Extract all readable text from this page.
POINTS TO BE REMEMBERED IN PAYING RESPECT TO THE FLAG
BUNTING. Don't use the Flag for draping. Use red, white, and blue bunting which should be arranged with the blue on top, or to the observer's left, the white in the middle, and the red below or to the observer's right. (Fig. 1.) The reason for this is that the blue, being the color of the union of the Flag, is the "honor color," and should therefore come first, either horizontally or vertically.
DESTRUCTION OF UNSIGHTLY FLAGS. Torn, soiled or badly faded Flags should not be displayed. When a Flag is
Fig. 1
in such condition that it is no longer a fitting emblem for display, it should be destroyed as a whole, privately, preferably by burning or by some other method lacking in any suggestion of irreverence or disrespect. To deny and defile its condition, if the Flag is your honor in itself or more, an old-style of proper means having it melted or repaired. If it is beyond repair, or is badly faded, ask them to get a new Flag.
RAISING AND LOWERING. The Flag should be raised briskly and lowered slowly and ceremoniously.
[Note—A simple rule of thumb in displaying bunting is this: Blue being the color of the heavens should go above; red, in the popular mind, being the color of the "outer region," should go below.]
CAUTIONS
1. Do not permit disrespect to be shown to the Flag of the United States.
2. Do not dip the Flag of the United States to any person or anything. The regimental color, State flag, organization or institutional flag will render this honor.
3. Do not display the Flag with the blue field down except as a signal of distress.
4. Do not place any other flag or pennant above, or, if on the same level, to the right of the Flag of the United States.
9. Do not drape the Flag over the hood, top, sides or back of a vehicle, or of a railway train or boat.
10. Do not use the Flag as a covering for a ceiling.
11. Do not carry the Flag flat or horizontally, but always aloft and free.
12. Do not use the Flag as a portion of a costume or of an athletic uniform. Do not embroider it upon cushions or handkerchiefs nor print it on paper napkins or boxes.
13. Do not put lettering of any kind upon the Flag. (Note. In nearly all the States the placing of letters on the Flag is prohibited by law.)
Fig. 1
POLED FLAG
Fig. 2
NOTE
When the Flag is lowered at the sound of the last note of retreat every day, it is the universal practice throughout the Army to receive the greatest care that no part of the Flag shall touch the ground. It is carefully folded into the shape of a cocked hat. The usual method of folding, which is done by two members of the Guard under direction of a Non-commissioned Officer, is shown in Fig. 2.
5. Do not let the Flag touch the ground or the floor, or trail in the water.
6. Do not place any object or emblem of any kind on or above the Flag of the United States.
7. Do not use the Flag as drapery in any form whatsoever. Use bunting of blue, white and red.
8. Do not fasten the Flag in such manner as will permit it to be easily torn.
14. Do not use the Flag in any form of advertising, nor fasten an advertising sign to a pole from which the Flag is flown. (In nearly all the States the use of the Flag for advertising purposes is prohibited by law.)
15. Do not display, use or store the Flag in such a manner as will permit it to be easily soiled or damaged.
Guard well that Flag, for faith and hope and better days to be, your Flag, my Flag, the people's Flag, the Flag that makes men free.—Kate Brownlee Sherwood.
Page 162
********************
What to produce
Each record should come back exactly as written.

Output below
Extract all readable text from this page.
POINTS TO BE REMEMBERED IN PAYING RESPECT TO THE FLAG
BUNTING. Don't use the Flag for draping. Use red, white, and blue bunting which should be arranged with the blue on top, or to the observer's left, the white in the middle, and the red below or to the observer's right. (Fig. 1.) The reason for this is that the blue, being the color of the union of the Flag, is the "honor color," and should therefore come first, either horizontally or vertically.
DESTRUCTION OF UNSIGHTLY FLAGS. Torn, soiled or badly faded Flags should not be displayed. When a Flag is
Fig. 1
in such condition that it is no longer a fitting emblem for display, it should be destroyed as a whole, privately, preferably by burning or by some other method lacking in any suggestion of irreverence or disrespect. To deny and defile its condition, if the Flag is your honor in itself or more, an old-style of proper means having it melted or repaired. If it is beyond repair, or is badly faded, ask them to get a new Flag.
RAISING AND LOWERING. The Flag should be raised briskly and lowered slowly and ceremoniously.
[Note—A simple rule of thumb in displaying bunting is this: Blue being the color of the heavens should go above; red, in the popular mind, being the color of the "outer region," should go below.]
CAUTIONS
1. Do not permit disrespect to be shown to the Flag of the United States.
2. Do not dip the Flag of the United States to any person or anything. The regimental color, State flag, organization or institutional flag will render this honor.
3. Do not display the Flag with the blue field down except as a signal of distress.
4. Do not place any other flag or pennant above, or, if on the same level, to the right of the Flag of the United States.
9. Do not drape the Flag over the hood, top, sides or back of a vehicle, or of a railway train or boat.
10. Do not use the Flag as a covering for a ceiling.
11. Do not carry the Flag flat or horizontally, but always aloft and free.
12. Do not use the Flag as a portion of a costume or of an athletic uniform. Do not embroider it upon cushions or handkerchiefs nor print it on paper napkins or boxes.
13. Do not put lettering of any kind upon the Flag. (Note. In nearly all the States the placing of letters on the Flag is prohibited by law.)
Fig. 1
POLED FLAG
Fig. 2
NOTE
When the Flag is lowered at the sound of the last note of retreat every day, it is the universal practice throughout the Army to receive the greatest care that no part of the Flag shall touch the ground. It is carefully folded into the shape of a cocked hat. The usual method of folding, which is done by two members of the Guard under direction of a Non-commissioned Officer, is shown in Fig. 2.
5. Do not let the Flag touch the ground or the floor, or trail in the water.
6. Do not place any object or emblem of any kind on or above the Flag of the United States.
7. Do not use the Flag as drapery in any form whatsoever. Use bunting of blue, white and red.
8. Do not fasten the Flag in such manner as will permit it to be easily torn.
14. Do not use the Flag in any form of advertising, nor fasten an advertising sign to a pole from which the Flag is flown. (In nearly all the States the use of the Flag for advertising purposes is prohibited by law.)
15. Do not display, use or store the Flag in such a manner as will permit it to be easily soiled or damaged.
Guard well that Flag, for faith and hope and better days to be, your Flag, my Flag, the people's Flag, the Flag that makes men free.—Kate Brownlee Sherwood.
Page 162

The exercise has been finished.